# Stated task
Output the records. Match them exactly.

┏━━

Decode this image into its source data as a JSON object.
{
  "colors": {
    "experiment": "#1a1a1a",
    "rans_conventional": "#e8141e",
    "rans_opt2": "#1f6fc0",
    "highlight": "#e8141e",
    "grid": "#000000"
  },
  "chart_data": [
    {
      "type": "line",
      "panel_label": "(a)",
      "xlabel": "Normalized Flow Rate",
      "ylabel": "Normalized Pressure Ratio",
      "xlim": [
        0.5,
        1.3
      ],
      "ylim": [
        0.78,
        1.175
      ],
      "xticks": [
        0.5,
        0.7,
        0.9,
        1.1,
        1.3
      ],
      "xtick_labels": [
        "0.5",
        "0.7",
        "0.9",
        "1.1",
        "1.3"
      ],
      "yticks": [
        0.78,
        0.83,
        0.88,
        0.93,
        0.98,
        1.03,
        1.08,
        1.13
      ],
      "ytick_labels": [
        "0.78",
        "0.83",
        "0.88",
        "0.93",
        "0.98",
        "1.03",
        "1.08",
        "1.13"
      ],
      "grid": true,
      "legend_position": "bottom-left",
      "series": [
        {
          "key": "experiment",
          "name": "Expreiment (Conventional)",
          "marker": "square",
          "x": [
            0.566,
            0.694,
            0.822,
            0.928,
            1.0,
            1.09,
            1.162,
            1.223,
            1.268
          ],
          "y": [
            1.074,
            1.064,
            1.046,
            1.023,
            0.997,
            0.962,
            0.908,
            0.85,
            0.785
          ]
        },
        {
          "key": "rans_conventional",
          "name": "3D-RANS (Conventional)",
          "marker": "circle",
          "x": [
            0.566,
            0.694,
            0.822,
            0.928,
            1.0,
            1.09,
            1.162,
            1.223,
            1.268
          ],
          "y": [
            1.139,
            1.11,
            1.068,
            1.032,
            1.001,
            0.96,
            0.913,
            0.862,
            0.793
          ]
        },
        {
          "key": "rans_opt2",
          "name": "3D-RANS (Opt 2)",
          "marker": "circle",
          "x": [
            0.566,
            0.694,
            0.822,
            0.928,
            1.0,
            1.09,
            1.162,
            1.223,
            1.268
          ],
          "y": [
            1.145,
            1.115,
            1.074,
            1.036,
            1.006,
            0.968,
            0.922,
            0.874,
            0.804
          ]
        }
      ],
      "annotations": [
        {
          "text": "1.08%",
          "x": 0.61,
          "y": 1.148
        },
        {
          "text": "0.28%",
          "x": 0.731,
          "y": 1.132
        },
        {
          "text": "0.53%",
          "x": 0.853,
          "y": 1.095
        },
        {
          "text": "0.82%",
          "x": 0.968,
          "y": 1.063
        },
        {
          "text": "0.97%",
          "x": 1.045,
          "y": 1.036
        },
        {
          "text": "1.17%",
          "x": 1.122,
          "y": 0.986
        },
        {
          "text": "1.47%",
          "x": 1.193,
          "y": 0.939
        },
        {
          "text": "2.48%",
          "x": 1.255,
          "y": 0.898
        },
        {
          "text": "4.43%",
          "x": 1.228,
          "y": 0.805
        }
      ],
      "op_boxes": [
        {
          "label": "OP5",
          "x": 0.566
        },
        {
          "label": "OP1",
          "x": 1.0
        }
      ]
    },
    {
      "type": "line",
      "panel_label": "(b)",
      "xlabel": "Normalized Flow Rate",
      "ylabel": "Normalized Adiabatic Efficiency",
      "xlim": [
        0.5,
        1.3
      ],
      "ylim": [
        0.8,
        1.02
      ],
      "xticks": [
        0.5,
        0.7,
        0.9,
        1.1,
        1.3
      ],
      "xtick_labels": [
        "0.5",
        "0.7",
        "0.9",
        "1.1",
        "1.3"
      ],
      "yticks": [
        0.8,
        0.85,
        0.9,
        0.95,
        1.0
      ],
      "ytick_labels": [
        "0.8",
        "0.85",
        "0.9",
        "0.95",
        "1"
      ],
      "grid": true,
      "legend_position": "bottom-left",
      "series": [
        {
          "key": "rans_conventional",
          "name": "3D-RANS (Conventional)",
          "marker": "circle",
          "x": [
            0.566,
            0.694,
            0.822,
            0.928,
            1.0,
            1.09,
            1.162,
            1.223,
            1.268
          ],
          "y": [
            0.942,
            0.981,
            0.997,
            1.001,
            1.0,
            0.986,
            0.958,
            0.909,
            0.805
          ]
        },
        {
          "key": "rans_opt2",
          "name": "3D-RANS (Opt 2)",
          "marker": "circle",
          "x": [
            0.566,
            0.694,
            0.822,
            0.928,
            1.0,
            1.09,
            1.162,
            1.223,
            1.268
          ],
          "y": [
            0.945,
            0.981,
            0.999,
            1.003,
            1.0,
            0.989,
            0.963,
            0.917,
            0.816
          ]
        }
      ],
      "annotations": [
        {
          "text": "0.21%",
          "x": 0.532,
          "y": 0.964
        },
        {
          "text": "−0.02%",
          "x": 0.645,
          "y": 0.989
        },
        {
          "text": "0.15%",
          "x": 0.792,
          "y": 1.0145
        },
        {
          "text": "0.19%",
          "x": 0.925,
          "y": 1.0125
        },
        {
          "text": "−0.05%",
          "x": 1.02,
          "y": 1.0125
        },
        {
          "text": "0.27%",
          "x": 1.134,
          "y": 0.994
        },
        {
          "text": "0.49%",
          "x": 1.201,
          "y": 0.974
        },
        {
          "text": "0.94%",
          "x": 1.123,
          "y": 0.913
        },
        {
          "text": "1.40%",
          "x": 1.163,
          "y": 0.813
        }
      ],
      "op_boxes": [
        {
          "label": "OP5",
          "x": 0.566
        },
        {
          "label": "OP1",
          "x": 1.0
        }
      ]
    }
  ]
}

┗━━

# Result
Decode this image into its source data as a JSON object.
{
  "colors": {
    "experiment": "#1a1a1a",
    "rans_conventional": "#e8141e",
    "rans_opt2": "#1f6fc0",
    "highlight": "#e8141e",
    "grid": "#000000"
  },
  "chart_data": [
    {
      "type": "line",
      "panel_label": "(a)",
      "xlabel": "Normalized Flow Rate",
      "ylabel": "Normalized Pressure Ratio",
      "xlim": [
        0.5,
        1.3
      ],
      "ylim": [
        0.78,
        1.175
      ],
      "xticks": [
        0.5,
        0.7,
        0.9,
        1.1,
        1.3
      ],
      "xtick_labels": [
        "0.5",
        "0.7",
        "0.9",
        "1.1",
        "1.3"
      ],
      "yticks": [
        0.78,
        0.83,
        0.88,
        0.93,
        0.98,
        1.03,
        1.08,
        1.13
      ],
      "ytick_labels": [
        "0.78",
        "0.83",
        "0.88",
        "0.93",
        "0.98",
        "1.03",
        "1.08",
        "1.13"
      ],
      "grid": true,
      "legend_position": "bottom-left",
      "series": [
        {
          "key": "experiment",
          "name": "Expreiment (Conventional)",
          "marker": "square",
          "x": [
            0.566,
            0.694,
            0.822,
            0.928,
            1.0,
            1.09,
            1.162,
            1.223,
            1.268
          ],
          "y": [
            1.074,
            1.064,
            1.046,
            1.023,
            0.997,
            0.962,
            0.908,
            0.85,
            0.785
          ]
        },
        {
          "key": "rans_conventional",
          "name": "3D-RANS (Conventional)",
          "marker": "circle",
          "x": [
            0.566,
            0.694,
            0.822,
            0.928,
            1.0,
            1.09,
            1.162,
            1.223,
            1.268
          ],
          "y": [
            1.139,
            1.11,
            1.068,
            1.032,
            1.001,
            0.96,
            0.913,
            0.862,
            0.793
          ]
        },
        {
          "key": "rans_opt2",
          "name": "3D-RANS (Opt 2)",
          "marker": "circle",
          "x": [
            0.566,
            0.694,
            0.822,
            0.928,
            1.0,
            1.09,
            1.162,
            1.223,
            1.268
          ],
          "y": [
            1.145,
            1.115,
            1.074,
            1.036,
            1.006,
            0.968,
            0.922,
            0.874,
            0.804
          ]
        }
      ],
      "annotations": [
        {
          "text": "1.08%",
          "x": 0.61,
          "y": 1.148
        },
        {
          "text": "0.28%",
          "x": 0.731,
          "y": 1.132
        },
        {
          "text": "0.53%",
          "x": 0.853,
          "y": 1.095
        },
        {
          "text": "0.82%",
          "x": 0.968,
          "y": 1.063
        },
        {
          "text": "0.97%",
          "x": 1.045,
          "y": 1.036
        },
        {
          "text": "1.17%",
          "x": 1.122,
          "y": 0.986
        },
        {
          "text": "1.47%",
          "x": 1.193,
          "y": 0.939
        },
        {
          "text": "2.48%",
          "x": 1.255,
          "y": 0.898
        },
        {
          "text": "4.43%",
          "x": 1.228,
          "y": 0.805
        }
      ],
      "op_boxes": [
        {
          "label": "OP5",
          "x": 0.566
        },
        {
          "label": "OP1",
          "x": 1.0
        }
      ]
    },
    {
      "type": "line",
      "panel_label": "(b)",
      "xlabel": "Normalized Flow Rate",
      "ylabel": "Normalized Adiabatic Efficiency",
      "xlim": [
        0.5,
        1.3
      ],
      "ylim": [
        0.8,
        1.02
      ],
      "xticks": [
        0.5,
        0.7,
        0.9,
        1.1,
        1.3
      ],
      "xtick_labels": [
        "0.5",
        "0.7",
        "0.9",
        "1.1",
        "1.3"
      ],
      "yticks": [
        0.8,
        0.85,
        0.9,
        0.95,
        1.0
      ],
      "ytick_labels": [
        "0.8",
        "0.85",
        "0.9",
        "0.95",
        "1"
      ],
      "grid": true,
      "legend_position": "bottom-left",
      "series": [
        {
          "key": "rans_conventional",
          "name": "3D-RANS (Conventional)",
          "marker": "circle",
          "x": [
            0.566,
            0.694,
            0.822,
            0.928,
            1.0,
            1.09,
            1.162,
            1.223,
            1.268
          ],
          "y": [
            0.942,
            0.981,
            0.997,
            1.001,
            1.0,
            0.986,
            0.958,
            0.909,
            0.805
          ]
        },
        {
          "key": "rans_opt2",
          "name": "3D-RANS (Opt 2)",
          "marker": "circle",
          "x": [
            0.566,
            0.694,
            0.822,
            0.928,
            1.0,
            1.09,
            1.162,
            1.223,
            1.268
          ],
          "y": [
            0.945,
            0.981,
            0.999,
            1.003,
            1.0,
            0.989,
            0.963,
            0.917,
            0.816
          ]
        }
      ],
      "annotations": [
        {
          "text": "0.21%",
          "x": 0.532,
          "y": 0.964
        },
        {
          "text": "−0.02%",
          "x": 0.645,
          "y": 0.989
        },
        {
          "text": "0.15%",
          "x": 0.792,
          "y": 1.0145
        },
        {
          "text": "0.19%",
          "x": 0.925,
          "y": 1.0125
        },
        {
          "text": "−0.05%",
          "x": 1.02,
          "y": 1.0125
        },
        {
          "text": "0.27%",
          "x": 1.134,
          "y": 0.994
        },
        {
          "text": "0.49%",
          "x": 1.201,
          "y": 0.974
        },
        {
          "text": "0.94%",
          "x": 1.123,
          "y": 0.913
        },
        {
          "text": "1.40%",
          "x": 1.163,
          "y": 0.813
        }
      ],
      "op_boxes": [
        {
          "label": "OP5",
          "x": 0.566
        },
        {
          "label": "OP1",
          "x": 1.0
        }
      ]
    }
  ]
}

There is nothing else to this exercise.